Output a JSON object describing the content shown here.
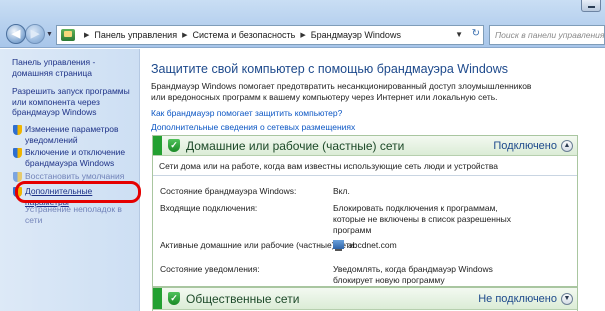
{
  "window": {
    "nav": {
      "back_icon": "back-arrow-icon",
      "forward_icon": "forward-arrow-icon"
    },
    "breadcrumbs": [
      "Панель управления",
      "Система и безопасность",
      "Брандмауэр Windows"
    ],
    "search_placeholder": "Поиск в панели управления"
  },
  "sidebar": {
    "items": [
      {
        "label": "Панель управления - домашняя страница",
        "shield": false
      },
      {
        "label": "Разрешить запуск программы или компонента через брандмауэр Windows",
        "shield": false
      },
      {
        "label": "Изменение параметров уведомлений",
        "shield": true
      },
      {
        "label": "Включение и отключение брандмауэра Windows",
        "shield": true
      },
      {
        "label": "Восстановить умолчания",
        "shield": true
      },
      {
        "label": "Дополнительные параметры",
        "shield": true
      },
      {
        "label": "Устранение неполадок в сети",
        "shield": false
      }
    ]
  },
  "main": {
    "heading": "Защитите свой компьютер с помощью брандмауэра Windows",
    "description": "Брандмауэр Windows помогает предотвратить несанкционированный доступ злоумышленников или вредоносных программ к вашему компьютеру через Интернет или локальную сеть.",
    "link_how": "Как брандмауэр помогает защитить компьютер?",
    "link_locations": "Дополнительные сведения о сетевых размещениях",
    "home_panel": {
      "title": "Домашние или рабочие (частные) сети",
      "status": "Подключено",
      "note": "Сети дома или на работе, когда вам известны использующие сеть люди и устройства",
      "rows": [
        {
          "label": "Состояние брандмауэра Windows:",
          "value": "Вкл."
        },
        {
          "label": "Входящие подключения:",
          "value": "Блокировать подключения к программам, которые не включены в список разрешенных программ"
        },
        {
          "label": "Активные домашние или рабочие (частные) сети:",
          "value": "abcdnet.com"
        },
        {
          "label": "Состояние уведомления:",
          "value": "Уведомлять, когда брандмауэр Windows блокирует новую программу"
        }
      ]
    },
    "public_panel": {
      "title": "Общественные сети",
      "status": "Не подключено"
    }
  },
  "colors": {
    "accent": "#1e4a8c",
    "ok_green": "#23a031",
    "highlight": "#e50000",
    "link": "#0b56c4"
  }
}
□ □ □
Quote every record above exactly, leaving out the pictures.

OUTPUT FOR THIS TASK:
Output a JSON object describing the content shown here.
{
  "window": {
    "nav": {
      "back_icon": "back-arrow-icon",
      "forward_icon": "forward-arrow-icon"
    },
    "breadcrumbs": [
      "Панель управления",
      "Система и безопасность",
      "Брандмауэр Windows"
    ],
    "search_placeholder": "Поиск в панели управления"
  },
  "sidebar": {
    "items": [
      {
        "label": "Панель управления - домашняя страница",
        "shield": false
      },
      {
        "label": "Разрешить запуск программы или компонента через брандмауэр Windows",
        "shield": false
      },
      {
        "label": "Изменение параметров уведомлений",
        "shield": true
      },
      {
        "label": "Включение и отключение брандмауэра Windows",
        "shield": true
      },
      {
        "label": "Восстановить умолчания",
        "shield": true
      },
      {
        "label": "Дополнительные параметры",
        "shield": true
      },
      {
        "label": "Устранение неполадок в сети",
        "shield": false
      }
    ]
  },
  "main": {
    "heading": "Защитите свой компьютер с помощью брандмауэра Windows",
    "description": "Брандмауэр Windows помогает предотвратить несанкционированный доступ злоумышленников или вредоносных программ к вашему компьютеру через Интернет или локальную сеть.",
    "link_how": "Как брандмауэр помогает защитить компьютер?",
    "link_locations": "Дополнительные сведения о сетевых размещениях",
    "home_panel": {
      "title": "Домашние или рабочие (частные) сети",
      "status": "Подключено",
      "note": "Сети дома или на работе, когда вам известны использующие сеть люди и устройства",
      "rows": [
        {
          "label": "Состояние брандмауэра Windows:",
          "value": "Вкл."
        },
        {
          "label": "Входящие подключения:",
          "value": "Блокировать подключения к программам, которые не включены в список разрешенных программ"
        },
        {
          "label": "Активные домашние или рабочие (частные) сети:",
          "value": "abcdnet.com"
        },
        {
          "label": "Состояние уведомления:",
          "value": "Уведомлять, когда брандмауэр Windows блокирует новую программу"
        }
      ]
    },
    "public_panel": {
      "title": "Общественные сети",
      "status": "Не подключено"
    }
  },
  "colors": {
    "accent": "#1e4a8c",
    "ok_green": "#23a031",
    "highlight": "#e50000",
    "link": "#0b56c4"
  }
}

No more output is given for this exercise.